TASK INPUTS
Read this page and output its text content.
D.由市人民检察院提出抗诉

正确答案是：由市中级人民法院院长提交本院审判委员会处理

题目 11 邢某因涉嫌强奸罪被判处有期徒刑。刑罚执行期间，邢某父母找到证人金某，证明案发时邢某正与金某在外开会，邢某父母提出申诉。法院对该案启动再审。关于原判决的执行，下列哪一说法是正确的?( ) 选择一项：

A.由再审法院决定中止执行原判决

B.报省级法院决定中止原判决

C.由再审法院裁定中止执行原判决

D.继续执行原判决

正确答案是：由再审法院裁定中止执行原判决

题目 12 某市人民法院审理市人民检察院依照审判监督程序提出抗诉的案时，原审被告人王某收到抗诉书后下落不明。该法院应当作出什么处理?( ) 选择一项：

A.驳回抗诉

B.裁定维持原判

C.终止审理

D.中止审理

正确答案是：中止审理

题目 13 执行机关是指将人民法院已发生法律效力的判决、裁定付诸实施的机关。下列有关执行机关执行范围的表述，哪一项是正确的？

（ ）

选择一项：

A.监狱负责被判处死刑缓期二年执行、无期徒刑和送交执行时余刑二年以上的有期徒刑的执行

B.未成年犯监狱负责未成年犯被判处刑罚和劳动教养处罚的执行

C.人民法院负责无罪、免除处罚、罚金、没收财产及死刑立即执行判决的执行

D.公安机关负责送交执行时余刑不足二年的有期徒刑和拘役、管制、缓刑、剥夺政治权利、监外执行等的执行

TASK DIRECTIONS
Each line with the string "选择一项" in it needs to be found and copied.

COMPLETE ANSWER
题目 11 邢某因涉嫌强奸罪被判处有期徒刑。刑罚执行期间，邢某父母找到证人金某，证明案发时邢某正与金某在外开会，邢某父母提出申诉。法院对该案启动再审。关于原判决的执行，下列哪一说法是正确的?( ) 选择一项：
题目 12 某市人民法院审理市人民检察院依照审判监督程序提出抗诉的案时，原审被告人王某收到抗诉书后下落不明。该法院应当作出什么处理?( ) 选择一项：
选择一项：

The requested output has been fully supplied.